▸ CONSIGNE A:
Répondez à ces questions sur l'échange parlementaire consacré à la traite des êtres humains :
(i) Quelle députée interroge la garde des sceaux ?
(ii) Quel député la garde des sceaux cite-t-elle parmi ceux qui ont participé à la mission de la députée ?
(iii) Selon la garde des sceaux, qui doit être présent dans chaque ressort ?
▸ CONSIGNE B: Rédigez la suite de l'échange parlementaire sur la traite des êtres humains, à partir de sa dernière phrase.

Mme Christine Lazerges. Quelles mesures spécifiques envisagez-vous de prendre pour punir la traite des êtres humains ?
En résumé, quelle politique appuyée comptez-vous engager pour lutter contre ce qu'il faut bien appeler l'esclavage en France aujourd'hui ? (Applaudissements sur les bancs du groupe socialiste.)
M. le président. La parole est à Mme la garde des sceaux.
Mme Marylise Lebranchu, garde des sceaux. Madame la députée, avec Alain Vidalies et tous ceux qui vous ont accompagnés dans votre mission, vous avez une fois de plus mis en lumière ce qui reste perpétuellement dans l'ombre et que l'on ne veut pas forcément voir : l'organisation criminelle en réseaux dans le domaine du proxénétisme et dans celui de l'esclavage domestique, les deux étant parfois liés : c'est ce dont étaient victimes ces jeunes filles et ces jeunes garçons que vous avez trouvés enfermés dans des maisons, tout à la fois contraints de travailler et violés, plongés dans l'horreur totale.
Face à cette horreur, il faut agir dans deux directions.
Nous devons d'abord mobiliser l'ensemble des parquets de France. Une circulaire sur le proxénétisme était en préparation, mais nous avons voulu attendre, et nous avons eu raison, les résultats de votre mission. Cela nous a permis d'alerter l'ensemble des procureurs généraux de France. Le but est que, dans chaque ressort, un magistrat soit spécialement chargé de ces dossiers. En effet, il est important que l'information circule entre les cours d'appel et qu'elle remonte au niveau national, afin que l'on puisse, à travers les cas découverts, déterminer les meilleurs moyens de briser ces réseaux de l'horreur.

▸ DONNÉES ENREGISTRÉES:
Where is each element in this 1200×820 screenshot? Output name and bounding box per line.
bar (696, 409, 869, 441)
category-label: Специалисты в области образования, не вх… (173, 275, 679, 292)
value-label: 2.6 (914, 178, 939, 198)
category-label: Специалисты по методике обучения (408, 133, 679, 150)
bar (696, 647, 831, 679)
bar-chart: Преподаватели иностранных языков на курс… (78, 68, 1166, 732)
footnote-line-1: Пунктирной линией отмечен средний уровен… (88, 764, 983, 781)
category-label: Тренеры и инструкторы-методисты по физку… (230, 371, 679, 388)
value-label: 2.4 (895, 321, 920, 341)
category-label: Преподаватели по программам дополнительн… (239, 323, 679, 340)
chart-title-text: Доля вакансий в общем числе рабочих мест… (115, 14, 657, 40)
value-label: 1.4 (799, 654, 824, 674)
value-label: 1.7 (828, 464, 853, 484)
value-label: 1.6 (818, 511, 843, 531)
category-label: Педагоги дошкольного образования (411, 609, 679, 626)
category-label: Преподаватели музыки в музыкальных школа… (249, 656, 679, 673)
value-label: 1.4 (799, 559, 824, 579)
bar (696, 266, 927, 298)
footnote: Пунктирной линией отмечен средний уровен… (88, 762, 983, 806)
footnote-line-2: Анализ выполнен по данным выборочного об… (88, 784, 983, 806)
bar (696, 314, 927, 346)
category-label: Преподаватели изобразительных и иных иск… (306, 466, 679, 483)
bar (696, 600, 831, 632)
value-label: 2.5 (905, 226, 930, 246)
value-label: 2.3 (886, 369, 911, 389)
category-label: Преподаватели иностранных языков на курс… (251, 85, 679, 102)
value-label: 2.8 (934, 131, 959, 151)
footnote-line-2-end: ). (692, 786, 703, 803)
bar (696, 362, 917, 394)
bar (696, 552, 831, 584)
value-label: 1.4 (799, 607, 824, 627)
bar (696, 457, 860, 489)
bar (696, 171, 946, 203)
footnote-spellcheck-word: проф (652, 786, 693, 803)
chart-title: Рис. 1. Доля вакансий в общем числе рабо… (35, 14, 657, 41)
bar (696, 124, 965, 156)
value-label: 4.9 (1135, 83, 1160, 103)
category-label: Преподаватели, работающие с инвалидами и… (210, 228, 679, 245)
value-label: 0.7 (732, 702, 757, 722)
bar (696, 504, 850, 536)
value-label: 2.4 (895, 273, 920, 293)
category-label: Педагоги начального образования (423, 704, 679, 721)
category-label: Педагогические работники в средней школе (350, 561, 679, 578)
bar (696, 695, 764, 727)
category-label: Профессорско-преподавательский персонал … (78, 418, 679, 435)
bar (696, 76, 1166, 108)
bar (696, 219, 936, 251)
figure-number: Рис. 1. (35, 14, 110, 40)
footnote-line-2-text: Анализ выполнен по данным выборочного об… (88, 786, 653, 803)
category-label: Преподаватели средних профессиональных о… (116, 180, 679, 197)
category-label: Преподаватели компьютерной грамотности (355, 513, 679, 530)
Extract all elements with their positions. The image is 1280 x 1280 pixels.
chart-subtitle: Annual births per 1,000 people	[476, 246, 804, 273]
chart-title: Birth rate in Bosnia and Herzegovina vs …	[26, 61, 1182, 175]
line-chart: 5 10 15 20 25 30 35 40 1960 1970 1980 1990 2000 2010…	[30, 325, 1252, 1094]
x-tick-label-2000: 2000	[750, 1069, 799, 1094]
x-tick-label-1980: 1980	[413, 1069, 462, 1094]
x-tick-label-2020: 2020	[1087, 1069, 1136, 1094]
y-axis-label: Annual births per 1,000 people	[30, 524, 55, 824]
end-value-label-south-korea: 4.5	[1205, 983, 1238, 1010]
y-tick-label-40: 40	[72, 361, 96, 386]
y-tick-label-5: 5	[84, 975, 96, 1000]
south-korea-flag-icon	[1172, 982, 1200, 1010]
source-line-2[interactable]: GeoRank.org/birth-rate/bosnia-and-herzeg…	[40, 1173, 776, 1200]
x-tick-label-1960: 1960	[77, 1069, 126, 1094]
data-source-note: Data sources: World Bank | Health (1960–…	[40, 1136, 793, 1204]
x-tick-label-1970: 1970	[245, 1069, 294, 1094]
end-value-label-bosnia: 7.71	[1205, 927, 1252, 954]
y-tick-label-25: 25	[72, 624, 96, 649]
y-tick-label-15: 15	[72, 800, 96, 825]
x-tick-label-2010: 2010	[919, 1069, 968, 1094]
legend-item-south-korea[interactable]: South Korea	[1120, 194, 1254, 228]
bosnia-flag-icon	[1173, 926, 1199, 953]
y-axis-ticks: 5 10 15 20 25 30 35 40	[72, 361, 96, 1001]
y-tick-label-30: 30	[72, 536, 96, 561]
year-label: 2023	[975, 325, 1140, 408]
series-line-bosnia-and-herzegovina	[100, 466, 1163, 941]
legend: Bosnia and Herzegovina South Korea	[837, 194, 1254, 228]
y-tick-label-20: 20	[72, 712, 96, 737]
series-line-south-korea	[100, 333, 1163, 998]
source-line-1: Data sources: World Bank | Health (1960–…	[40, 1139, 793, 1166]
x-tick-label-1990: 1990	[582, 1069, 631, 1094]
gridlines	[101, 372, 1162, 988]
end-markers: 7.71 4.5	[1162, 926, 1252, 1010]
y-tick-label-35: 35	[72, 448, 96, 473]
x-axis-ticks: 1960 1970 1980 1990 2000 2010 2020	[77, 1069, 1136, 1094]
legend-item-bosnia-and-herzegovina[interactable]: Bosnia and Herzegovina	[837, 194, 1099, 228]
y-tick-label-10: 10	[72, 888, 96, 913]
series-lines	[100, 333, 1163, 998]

▸ RÉPONSE A:
(i) Mme Christine Lazerges.
(ii) Alain Vidalies.
(iii) Un magistrat spécialement chargé de ces dossiers.

▸ RÉPONSE B:
Le problème, et vous avez raison de le souligner, est que nous manquons de véhicules législatifs ; nous devons aussi travailler à cela. D'abord en créant le délit, qui pour l'instant n'existe pas, de traite des êtres humains, en prévoyant des peines plus sévères sanctionnant le travail et l'hébergement dans des conditions contraires à la dignité de la personne - j'ai volontairement choisi une phrase sobre, quand bien même elle traduit mal les réalités -, et en rendant possible la saisie et la confiscation systématiques du patrimoine des proxénètes. C'est la raison pour laquelle, d'ores et déjà, avec les procureurs et les juges d'instruction, nous mettons en avant la possibilité du délit de blanchiment, ce qui suppose le concours de l'ensemble des services de l'Etat - services fiscaux, services des douanes, DGCCRF. L'inculpation pour blanchiment permet en effet, depuis l'entrée en vigueur de la loi sur les nouvelles régulations économiques, que vous avez votée, de confisquer l'ensemble du patrimoine de ces individus, ce qui est un excellent moyen de casser les réseaux.
Parallèlement, il faut assurer une meilleure protection des témoins, d'abord en leur accordant l'hébergement, ensuite en leur fournissant des papiers. Avec le ministre de l'intérieur, nous sommes déterminés à trouver une solution.
Il faut enfin systématiquement mener des enquêtes judiciaires dès lors qu'une personne, même majeure, a disparu dans des conditions troublantes. De nombreux cas de ce genre nous sont rapportés par les familles. Or, là encore, nous manquons de véhicules législatifs pour lancer ces enquêtes préliminaires pourtant indispensables.
Croyez bien, madame la députée, que je m'attache à préparer les textes nécessaires et que j'espère de tout coeur, avec votre assemblée, trouver le plus vite possible une solution pour que cette loi indispensable soit votée. (Applaudissements sur les bancs du groupe socialiste, du groupe communiste et du groupe Radical, Citoyen et Vert.)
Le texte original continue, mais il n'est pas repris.